[Dataset items]
---*---

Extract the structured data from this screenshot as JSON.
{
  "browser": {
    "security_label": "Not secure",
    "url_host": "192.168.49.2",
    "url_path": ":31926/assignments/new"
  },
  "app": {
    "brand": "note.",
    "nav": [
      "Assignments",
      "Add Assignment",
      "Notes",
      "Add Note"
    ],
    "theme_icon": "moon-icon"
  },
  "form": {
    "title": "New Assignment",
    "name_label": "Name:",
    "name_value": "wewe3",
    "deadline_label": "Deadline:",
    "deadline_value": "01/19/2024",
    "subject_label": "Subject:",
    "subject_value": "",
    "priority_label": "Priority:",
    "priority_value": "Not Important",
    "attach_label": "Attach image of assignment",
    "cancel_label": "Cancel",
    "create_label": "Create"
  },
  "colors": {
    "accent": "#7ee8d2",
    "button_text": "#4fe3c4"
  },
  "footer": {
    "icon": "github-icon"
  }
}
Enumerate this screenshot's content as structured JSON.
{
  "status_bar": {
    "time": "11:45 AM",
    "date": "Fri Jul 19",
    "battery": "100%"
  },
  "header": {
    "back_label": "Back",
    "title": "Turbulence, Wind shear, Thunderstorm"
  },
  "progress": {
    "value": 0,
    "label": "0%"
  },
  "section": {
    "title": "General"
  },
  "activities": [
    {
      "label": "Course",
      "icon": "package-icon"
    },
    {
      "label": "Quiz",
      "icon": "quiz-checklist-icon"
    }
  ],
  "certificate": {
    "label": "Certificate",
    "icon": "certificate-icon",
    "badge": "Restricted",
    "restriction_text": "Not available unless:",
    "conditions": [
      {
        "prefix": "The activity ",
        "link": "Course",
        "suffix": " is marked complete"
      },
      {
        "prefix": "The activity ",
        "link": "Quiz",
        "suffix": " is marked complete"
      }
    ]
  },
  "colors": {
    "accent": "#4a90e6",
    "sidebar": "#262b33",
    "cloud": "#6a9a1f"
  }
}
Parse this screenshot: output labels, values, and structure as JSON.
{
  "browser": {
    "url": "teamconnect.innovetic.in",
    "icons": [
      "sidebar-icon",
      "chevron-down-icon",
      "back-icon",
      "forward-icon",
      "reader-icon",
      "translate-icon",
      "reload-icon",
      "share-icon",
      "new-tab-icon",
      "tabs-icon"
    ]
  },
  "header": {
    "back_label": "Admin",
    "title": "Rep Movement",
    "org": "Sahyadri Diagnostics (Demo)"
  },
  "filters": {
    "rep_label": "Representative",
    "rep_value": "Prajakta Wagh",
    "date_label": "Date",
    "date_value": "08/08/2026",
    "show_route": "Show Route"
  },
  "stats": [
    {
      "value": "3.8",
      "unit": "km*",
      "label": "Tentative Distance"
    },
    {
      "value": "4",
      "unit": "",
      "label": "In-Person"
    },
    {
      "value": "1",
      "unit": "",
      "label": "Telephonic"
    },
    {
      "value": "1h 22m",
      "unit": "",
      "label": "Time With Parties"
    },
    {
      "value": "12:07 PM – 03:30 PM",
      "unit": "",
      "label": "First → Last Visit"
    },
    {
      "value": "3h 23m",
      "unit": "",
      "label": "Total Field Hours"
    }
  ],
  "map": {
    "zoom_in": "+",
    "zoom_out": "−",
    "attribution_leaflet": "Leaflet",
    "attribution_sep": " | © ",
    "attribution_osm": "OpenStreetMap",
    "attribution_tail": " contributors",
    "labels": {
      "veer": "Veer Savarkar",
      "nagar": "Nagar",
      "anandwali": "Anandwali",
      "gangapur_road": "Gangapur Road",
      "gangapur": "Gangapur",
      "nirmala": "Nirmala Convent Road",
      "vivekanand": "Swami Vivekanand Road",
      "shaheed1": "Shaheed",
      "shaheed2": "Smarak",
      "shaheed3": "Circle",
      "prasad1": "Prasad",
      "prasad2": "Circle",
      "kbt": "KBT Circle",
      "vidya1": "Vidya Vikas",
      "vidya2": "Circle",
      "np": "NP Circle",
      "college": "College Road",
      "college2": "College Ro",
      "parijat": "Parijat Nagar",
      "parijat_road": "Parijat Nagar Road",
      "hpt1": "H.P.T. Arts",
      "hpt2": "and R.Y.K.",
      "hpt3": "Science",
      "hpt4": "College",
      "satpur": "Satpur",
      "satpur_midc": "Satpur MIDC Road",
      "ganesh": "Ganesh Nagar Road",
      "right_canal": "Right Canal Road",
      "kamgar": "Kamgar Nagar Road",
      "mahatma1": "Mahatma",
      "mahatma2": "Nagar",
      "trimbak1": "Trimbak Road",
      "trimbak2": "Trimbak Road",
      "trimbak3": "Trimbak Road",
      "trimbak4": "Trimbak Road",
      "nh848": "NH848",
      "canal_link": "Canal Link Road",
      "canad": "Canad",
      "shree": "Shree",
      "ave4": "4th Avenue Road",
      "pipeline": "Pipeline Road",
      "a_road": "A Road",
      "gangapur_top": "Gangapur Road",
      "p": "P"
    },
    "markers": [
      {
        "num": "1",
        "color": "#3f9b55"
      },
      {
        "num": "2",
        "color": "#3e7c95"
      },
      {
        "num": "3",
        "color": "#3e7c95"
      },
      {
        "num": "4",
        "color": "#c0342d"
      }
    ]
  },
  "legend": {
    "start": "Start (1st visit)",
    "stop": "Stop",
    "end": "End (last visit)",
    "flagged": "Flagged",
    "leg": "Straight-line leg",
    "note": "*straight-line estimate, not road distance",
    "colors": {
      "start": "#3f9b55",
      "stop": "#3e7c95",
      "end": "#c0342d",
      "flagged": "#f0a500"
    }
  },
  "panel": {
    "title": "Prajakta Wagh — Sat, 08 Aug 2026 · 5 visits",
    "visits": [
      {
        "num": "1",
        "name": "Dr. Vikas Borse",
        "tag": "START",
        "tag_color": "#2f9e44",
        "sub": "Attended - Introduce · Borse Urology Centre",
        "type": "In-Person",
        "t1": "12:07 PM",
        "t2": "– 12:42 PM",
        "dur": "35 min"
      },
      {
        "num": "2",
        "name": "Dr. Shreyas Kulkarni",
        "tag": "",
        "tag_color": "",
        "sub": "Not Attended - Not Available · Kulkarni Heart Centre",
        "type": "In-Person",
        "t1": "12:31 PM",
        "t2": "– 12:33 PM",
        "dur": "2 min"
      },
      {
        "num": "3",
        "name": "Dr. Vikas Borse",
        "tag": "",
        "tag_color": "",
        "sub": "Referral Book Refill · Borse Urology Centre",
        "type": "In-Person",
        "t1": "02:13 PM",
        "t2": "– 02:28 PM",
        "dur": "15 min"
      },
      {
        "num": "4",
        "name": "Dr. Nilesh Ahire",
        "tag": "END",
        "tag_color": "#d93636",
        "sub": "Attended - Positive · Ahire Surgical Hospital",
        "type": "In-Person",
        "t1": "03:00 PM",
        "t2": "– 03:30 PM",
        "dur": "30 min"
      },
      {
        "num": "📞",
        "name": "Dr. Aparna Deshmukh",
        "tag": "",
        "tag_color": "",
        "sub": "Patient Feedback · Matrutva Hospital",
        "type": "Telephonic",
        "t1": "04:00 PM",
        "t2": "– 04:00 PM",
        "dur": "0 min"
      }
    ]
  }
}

---*---

• _EXERCISE OBJECTIVE_:
Extract the complete set of records unchanged.

• _RESPONSE TO THIS EXERCISE_:
Extract the structured data from this screenshot as JSON.
{
  "browser": {
    "security_label": "Not secure",
    "url_host": "192.168.49.2",
    "url_path": ":31926/assignments/new"
  },
  "app": {
    "brand": "note.",
    "nav": [
      "Assignments",
      "Add Assignment",
      "Notes",
      "Add Note"
    ],
    "theme_icon": "moon-icon"
  },
  "form": {
    "title": "New Assignment",
    "name_label": "Name:",
    "name_value": "wewe3",
    "deadline_label": "Deadline:",
    "deadline_value": "01/19/2024",
    "subject_label": "Subject:",
    "subject_value": "",
    "priority_label": "Priority:",
    "priority_value": "Not Important",
    "attach_label": "Attach image of assignment",
    "cancel_label": "Cancel",
    "create_label": "Create"
  },
  "colors": {
    "accent": "#7ee8d2",
    "button_text": "#4fe3c4"
  },
  "footer": {
    "icon": "github-icon"
  }
}
Enumerate this screenshot's content as structured JSON.
{
  "status_bar": {
    "time": "11:45 AM",
    "date": "Fri Jul 19",
    "battery": "100%"
  },
  "header": {
    "back_label": "Back",
    "title": "Turbulence, Wind shear, Thunderstorm"
  },
  "progress": {
    "value": 0,
    "label": "0%"
  },
  "section": {
    "title": "General"
  },
  "activities": [
    {
      "label": "Course",
      "icon": "package-icon"
    },
    {
      "label": "Quiz",
      "icon": "quiz-checklist-icon"
    }
  ],
  "certificate": {
    "label": "Certificate",
    "icon": "certificate-icon",
    "badge": "Restricted",
    "restriction_text": "Not available unless:",
    "conditions": [
      {
        "prefix": "The activity ",
        "link": "Course",
        "suffix": " is marked complete"
      },
      {
        "prefix": "The activity ",
        "link": "Quiz",
        "suffix": " is marked complete"
      }
    ]
  },
  "colors": {
    "accent": "#4a90e6",
    "sidebar": "#262b33",
    "cloud": "#6a9a1f"
  }
}
Parse this screenshot: output labels, values, and structure as JSON.
{
  "browser": {
    "url": "teamconnect.innovetic.in",
    "icons": [
      "sidebar-icon",
      "chevron-down-icon",
      "back-icon",
      "forward-icon",
      "reader-icon",
      "translate-icon",
      "reload-icon",
      "share-icon",
      "new-tab-icon",
      "tabs-icon"
    ]
  },
  "header": {
    "back_label": "Admin",
    "title": "Rep Movement",
    "org": "Sahyadri Diagnostics (Demo)"
  },
  "filters": {
    "rep_label": "Representative",
    "rep_value": "Prajakta Wagh",
    "date_label": "Date",
    "date_value": "08/08/2026",
    "show_route": "Show Route"
  },
  "stats": [
    {
      "value": "3.8",
      "unit": "km*",
      "label": "Tentative Distance"
    },
    {
      "value": "4",
      "unit": "",
      "label": "In-Person"
    },
    {
      "value": "1",
      "unit": "",
      "label": "Telephonic"
    },
    {
      "value": "1h 22m",
      "unit": "",
      "label": "Time With Parties"
    },
    {
      "value": "12:07 PM – 03:30 PM",
      "unit": "",
      "label": "First → Last Visit"
    },
    {
      "value": "3h 23m",
      "unit": "",
      "label": "Total Field Hours"
    }
  ],
  "map": {
    "zoom_in": "+",
    "zoom_out": "−",
    "attribution_leaflet": "Leaflet",
    "attribution_sep": " | © ",
    "attribution_osm": "OpenStreetMap",
    "attribution_tail": " contributors",
    "labels": {
      "veer": "Veer Savarkar",
      "nagar": "Nagar",
      "anandwali": "Anandwali",
      "gangapur_road": "Gangapur Road",
      "gangapur": "Gangapur",
      "nirmala": "Nirmala Convent Road",
      "vivekanand": "Swami Vivekanand Road",
      "shaheed1": "Shaheed",
      "shaheed2": "Smarak",
      "shaheed3": "Circle",
      "prasad1": "Prasad",
      "prasad2": "Circle",
      "kbt": "KBT Circle",
      "vidya1": "Vidya Vikas",
      "vidya2": "Circle",
      "np": "NP Circle",
      "college": "College Road",
      "college2": "College Ro",
      "parijat": "Parijat Nagar",
      "parijat_road": "Parijat Nagar Road",
      "hpt1": "H.P.T. Arts",
      "hpt2": "and R.Y.K.",
      "hpt3": "Science",
      "hpt4": "College",
      "satpur": "Satpur",
      "satpur_midc": "Satpur MIDC Road",
      "ganesh": "Ganesh Nagar Road",
      "right_canal": "Right Canal Road",
      "kamgar": "Kamgar Nagar Road",
      "mahatma1": "Mahatma",
      "mahatma2": "Nagar",
      "trimbak1": "Trimbak Road",
      "trimbak2": "Trimbak Road",
      "trimbak3": "Trimbak Road",
      "trimbak4": "Trimbak Road",
      "nh848": "NH848",
      "canal_link": "Canal Link Road",
      "canad": "Canad",
      "shree": "Shree",
      "ave4": "4th Avenue Road",
      "pipeline": "Pipeline Road",
      "a_road": "A Road",
      "gangapur_top": "Gangapur Road",
      "p": "P"
    },
    "markers": [
      {
        "num": "1",
        "color": "#3f9b55"
      },
      {
        "num": "2",
        "color": "#3e7c95"
      },
      {
        "num": "3",
        "color": "#3e7c95"
      },
      {
        "num": "4",
        "color": "#c0342d"
      }
    ]
  },
  "legend": {
    "start": "Start (1st visit)",
    "stop": "Stop",
    "end": "End (last visit)",
    "flagged": "Flagged",
    "leg": "Straight-line leg",
    "note": "*straight-line estimate, not road distance",
    "colors": {
      "start": "#3f9b55",
      "stop": "#3e7c95",
      "end": "#c0342d",
      "flagged": "#f0a500"
    }
  },
  "panel": {
    "title": "Prajakta Wagh — Sat, 08 Aug 2026 · 5 visits",
    "visits": [
      {
        "num": "1",
        "name": "Dr. Vikas Borse",
        "tag": "START",
        "tag_color": "#2f9e44",
        "sub": "Attended - Introduce · Borse Urology Centre",
        "type": "In-Person",
        "t1": "12:07 PM",
        "t2": "– 12:42 PM",
        "dur": "35 min"
      },
      {
        "num": "2",
        "name": "Dr. Shreyas Kulkarni",
        "tag": "",
        "tag_color": "",
        "sub": "Not Attended - Not Available · Kulkarni Heart Centre",
        "type": "In-Person",
        "t1": "12:31 PM",
        "t2": "– 12:33 PM",
        "dur": "2 min"
      },
      {
        "num": "3",
        "name": "Dr. Vikas Borse",
        "tag": "",
        "tag_color": "",
        "sub": "Referral Book Refill · Borse Urology Centre",
        "type": "In-Person",
        "t1": "02:13 PM",
        "t2": "– 02:28 PM",
        "dur": "15 min"
      },
      {
        "num": "4",
        "name": "Dr. Nilesh Ahire",
        "tag": "END",
        "tag_color": "#d93636",
        "sub": "Attended - Positive · Ahire Surgical Hospital",
        "type": "In-Person",
        "t1": "03:00 PM",
        "t2": "– 03:30 PM",
        "dur": "30 min"
      },
      {
        "num": "📞",
        "name": "Dr. Aparna Deshmukh",
        "tag": "",
        "tag_color": "",
        "sub": "Patient Feedback · Matrutva Hospital",
        "type": "Telephonic",
        "t1": "04:00 PM",
        "t2": "– 04:00 PM",
        "dur": "0 min"
      }
    ]
  }
}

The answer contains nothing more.